>> Begin

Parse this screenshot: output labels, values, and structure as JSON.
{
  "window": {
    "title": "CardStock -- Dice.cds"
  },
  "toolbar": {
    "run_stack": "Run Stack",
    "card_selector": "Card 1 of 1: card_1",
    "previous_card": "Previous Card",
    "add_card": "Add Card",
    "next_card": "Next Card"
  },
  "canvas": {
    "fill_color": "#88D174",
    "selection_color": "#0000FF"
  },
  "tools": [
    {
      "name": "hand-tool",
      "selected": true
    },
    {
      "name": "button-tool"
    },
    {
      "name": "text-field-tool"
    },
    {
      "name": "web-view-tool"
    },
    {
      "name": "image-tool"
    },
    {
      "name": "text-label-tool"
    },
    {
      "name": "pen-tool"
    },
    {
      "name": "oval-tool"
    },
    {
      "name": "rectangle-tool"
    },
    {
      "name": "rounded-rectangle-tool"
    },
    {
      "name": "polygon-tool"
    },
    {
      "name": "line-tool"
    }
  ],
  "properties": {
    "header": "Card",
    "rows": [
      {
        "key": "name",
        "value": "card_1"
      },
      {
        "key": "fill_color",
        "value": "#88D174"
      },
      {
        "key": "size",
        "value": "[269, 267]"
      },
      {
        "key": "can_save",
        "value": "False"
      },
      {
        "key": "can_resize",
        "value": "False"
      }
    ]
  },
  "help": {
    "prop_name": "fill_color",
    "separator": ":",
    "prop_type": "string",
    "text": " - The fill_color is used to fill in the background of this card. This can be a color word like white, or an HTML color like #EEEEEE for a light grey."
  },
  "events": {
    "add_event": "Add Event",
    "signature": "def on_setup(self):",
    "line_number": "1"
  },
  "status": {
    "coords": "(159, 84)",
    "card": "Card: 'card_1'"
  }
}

>> End

### [TASK INSTRUCTIONS]
Read through the entries and copy every line that includes "this".

### [FINISHED TASK]
Parse this screenshot: output labels, values, and structure as JSON.
    "text": " - The fill_color is used to fill in the background of this card. This can be a color word like white, or an HTML color like #EEEEEE for a light grey."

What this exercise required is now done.